With the advent of 4G and the start of the data era, subscribers have been increasing the total amount of data usage significantly year after year. ABI Research has found that the total global mobile data traffic usage, consisting of 2G through 5G, is expected to increase by a Compounded Annual Growth Rate (CAGR) of about 33% from 2022 to 2026. By 2026, mobile data traffic will reach approximately 3,100 Exabytes (EBs). Of the forecast 3,100 EBs in 2026, more than 50% will be carried by 5G technology.

With the spectrum obtained from auctions, mobile operators will upgrade their cell sites to include 5G capabilities. 5G cell sites are expected to grow significantly at a CAGR of about 35% from 2022 to 2026, totaling approximately 7.4 million cell sites in 2026. Of those cell sites, sub-6 Gigahertz (GHz)-capable sites will make up more than 80%, accounting for approximately 6.5 million cell sites by 2026.

Credit: ABI Research

For mobile communication networks, the macro base station antenna is an essential piece of equipment at the cell site. The base station antenna transmits to and from end-user devices. Many of the mobile app innovations, such as ride-sharing services (e.g., Grab, Uber), social media and remote learning, would not be possible without a functioning mobile network. Connectivity, similar to water utilities, has become one of the underlying foundations of our modern society.

4G was already demanding, but 5G will require an expanded range of antenna solutions for both passive and active antennas (i.e., Massive Multiple Input Multiple Output (MIMO) solutions). A key difference between the two is the result of the integration of a Remote Radio Unit (RRU) into the antenna. Active antennas integrate the RRU together with the antenna array within the radome, while passive antennas have RRUs connected via a coax cable. There are also different types of passive antennas, such as those catering to Frequency Division Duplex (FDD) and/or Time Division Duplex (TDD), various port counts, and multibeam antennas.

Market potential

Passive antennas will continue to be in demand as mobile operators roll out their nationwide coverage. For example, China’s newest mobile operator, China Broadcasting Network (CBN), put up a tender for more than 480,000 5G macro base stations in the 700-Megahertz (MHz) band in 2021. In 2020, the worldwide investment by mobile operators in passive base station antennas accounted for approximately US$3.3 billion in revenue, which is expected to grow to more than US$4 billion by 2025.

§ What to work on: According to the passage on 5G base station antennas, about how many 5G cell sites are expected in total by 2026? The lines after this come from a separate source.

§ Information shown:

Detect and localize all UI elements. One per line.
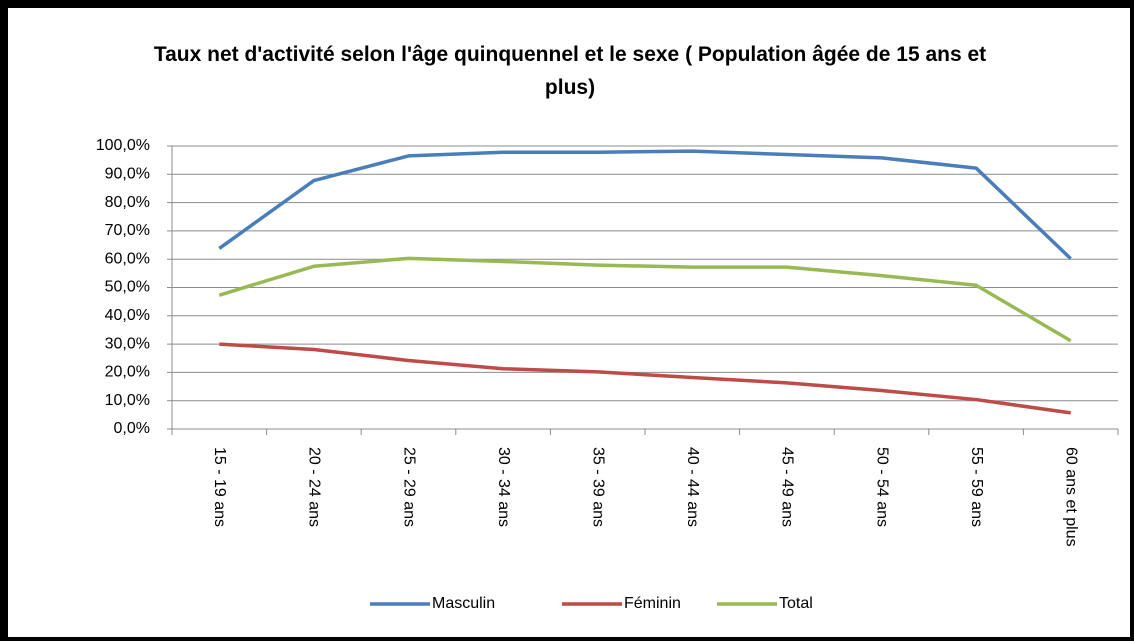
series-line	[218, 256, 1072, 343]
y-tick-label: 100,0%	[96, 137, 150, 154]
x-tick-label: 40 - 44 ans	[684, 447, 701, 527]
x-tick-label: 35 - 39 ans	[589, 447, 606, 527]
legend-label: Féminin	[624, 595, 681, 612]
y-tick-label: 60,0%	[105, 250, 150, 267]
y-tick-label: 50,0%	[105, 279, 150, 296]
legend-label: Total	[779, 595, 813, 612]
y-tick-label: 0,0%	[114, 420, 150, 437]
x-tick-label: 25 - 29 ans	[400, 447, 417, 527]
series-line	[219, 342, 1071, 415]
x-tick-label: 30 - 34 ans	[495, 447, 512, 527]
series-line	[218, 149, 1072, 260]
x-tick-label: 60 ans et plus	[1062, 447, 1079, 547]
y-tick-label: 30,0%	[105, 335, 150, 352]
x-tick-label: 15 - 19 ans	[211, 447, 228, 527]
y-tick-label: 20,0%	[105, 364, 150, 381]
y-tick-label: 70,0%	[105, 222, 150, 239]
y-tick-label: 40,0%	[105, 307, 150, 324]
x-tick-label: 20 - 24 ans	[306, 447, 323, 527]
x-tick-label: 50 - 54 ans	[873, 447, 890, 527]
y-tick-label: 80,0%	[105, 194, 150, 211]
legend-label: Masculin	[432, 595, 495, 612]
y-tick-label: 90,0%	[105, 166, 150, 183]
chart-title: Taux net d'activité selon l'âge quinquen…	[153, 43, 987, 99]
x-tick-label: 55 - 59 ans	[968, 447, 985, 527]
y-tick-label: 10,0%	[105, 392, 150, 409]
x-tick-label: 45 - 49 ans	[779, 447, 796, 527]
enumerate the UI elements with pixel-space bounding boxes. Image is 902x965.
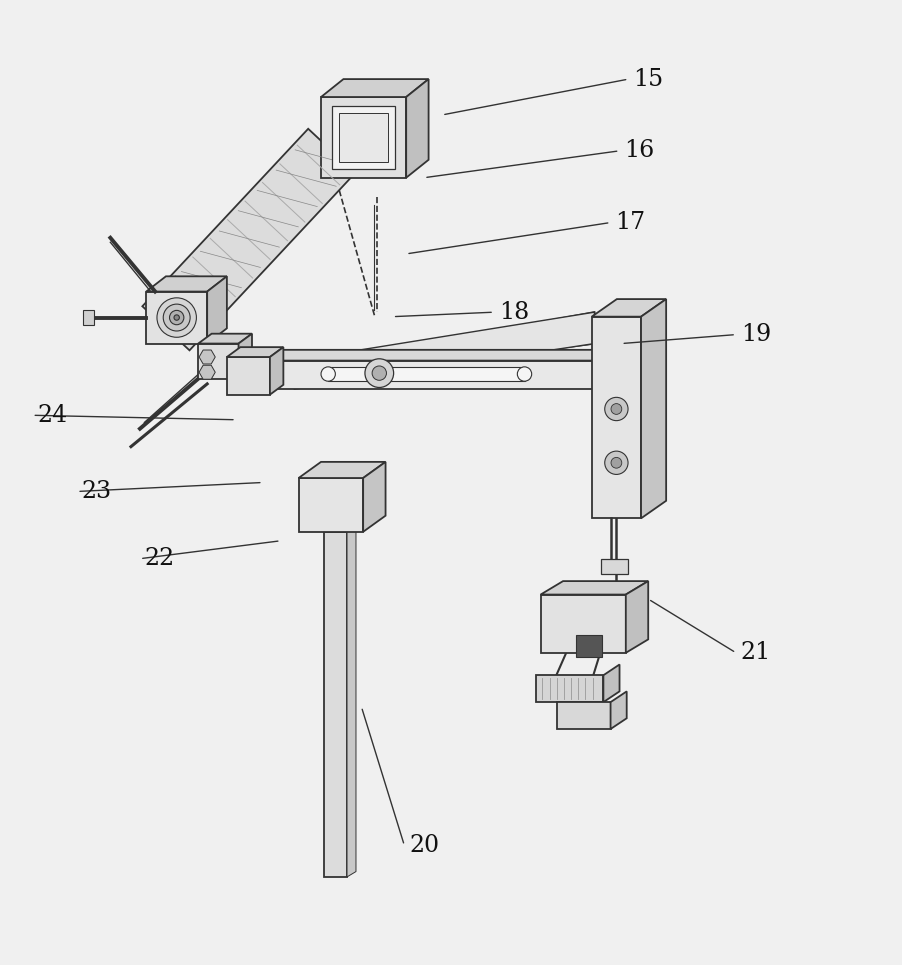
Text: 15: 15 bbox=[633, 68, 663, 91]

§ Written answer: Approximately 7.4 million.